[Dataset records]
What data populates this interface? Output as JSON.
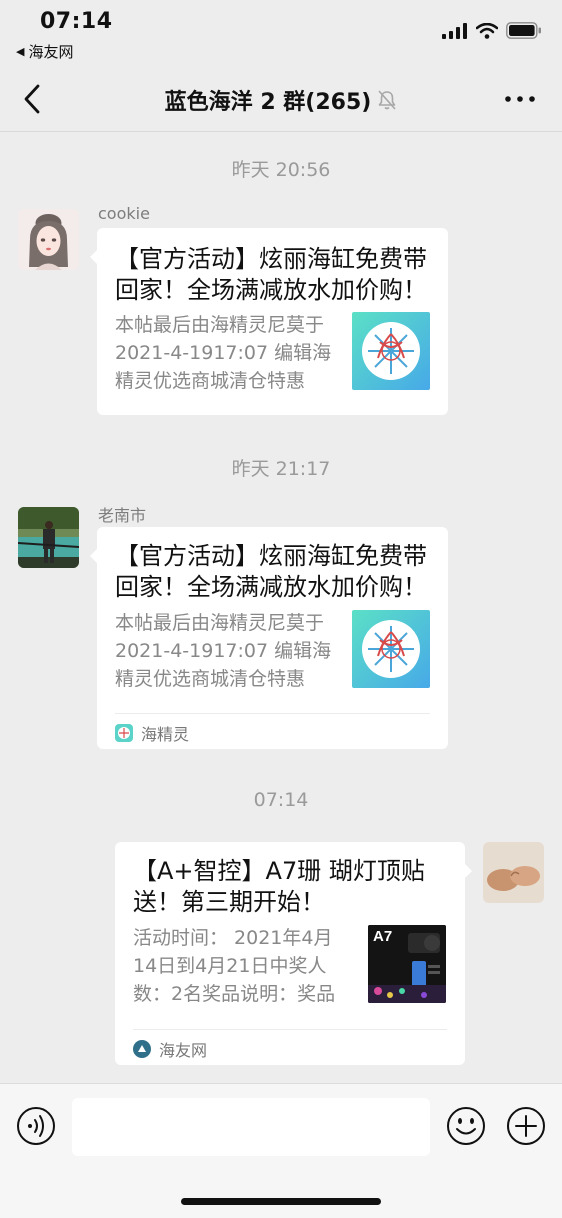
{
  "status_bar": {
    "time": "07:14",
    "back_app": "海友网"
  },
  "nav": {
    "title": "蓝色海洋 2 群(265)",
    "icons": [
      "back-chevron-icon",
      "mute-bell-icon",
      "more-icon"
    ]
  },
  "messages": [
    {
      "timestamp": "昨天 20:56",
      "sender": "cookie",
      "title": "【官方活动】炫丽海缸免费带回家！全场满减放水加价购！",
      "desc": "本帖最后由海精灵尼莫于 2021-4-1917:07 编辑海精灵优选商城清仓特惠",
      "source": ""
    },
    {
      "timestamp": "昨天 21:17",
      "sender": "老南市",
      "title": "【官方活动】炫丽海缸免费带回家！全场满减放水加价购！",
      "desc": "本帖最后由海精灵尼莫于 2021-4-1917:07 编辑海精灵优选商城清仓特惠",
      "source": "海精灵"
    },
    {
      "timestamp": "07:14",
      "sender": "",
      "title": "【A+智控】A7珊 瑚灯顶贴送！第三期开始！",
      "desc": "活动时间： 2021年4月14日到4月21日中奖人数：2名奖品说明：奖品",
      "source": "海友网",
      "thumb_label": "A7"
    }
  ],
  "input_bar": {
    "placeholder": "",
    "icons": [
      "voice-icon",
      "emoji-icon",
      "plus-icon"
    ]
  }
}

● TASK
Working from the material above, transcribe it exactly while omitting pictures.

● WRITTEN ANSWER
What data populates this interface? Output as JSON.
{
  "status_bar": {
    "time": "07:14",
    "back_app": "海友网"
  },
  "nav": {
    "title": "蓝色海洋 2 群(265)",
    "icons": [
      "back-chevron-icon",
      "mute-bell-icon",
      "more-icon"
    ]
  },
  "messages": [
    {
      "timestamp": "昨天 20:56",
      "sender": "cookie",
      "title": "【官方活动】炫丽海缸免费带回家！全场满减放水加价购！",
      "desc": "本帖最后由海精灵尼莫于 2021-4-1917:07 编辑海精灵优选商城清仓特惠",
      "source": ""
    },
    {
      "timestamp": "昨天 21:17",
      "sender": "老南市",
      "title": "【官方活动】炫丽海缸免费带回家！全场满减放水加价购！",
      "desc": "本帖最后由海精灵尼莫于 2021-4-1917:07 编辑海精灵优选商城清仓特惠",
      "source": "海精灵"
    },
    {
      "timestamp": "07:14",
      "sender": "",
      "title": "【A+智控】A7珊 瑚灯顶贴送！第三期开始！",
      "desc": "活动时间： 2021年4月14日到4月21日中奖人数：2名奖品说明：奖品",
      "source": "海友网",
      "thumb_label": "A7"
    }
  ],
  "input_bar": {
    "placeholder": "",
    "icons": [
      "voice-icon",
      "emoji-icon",
      "plus-icon"
    ]
  }
}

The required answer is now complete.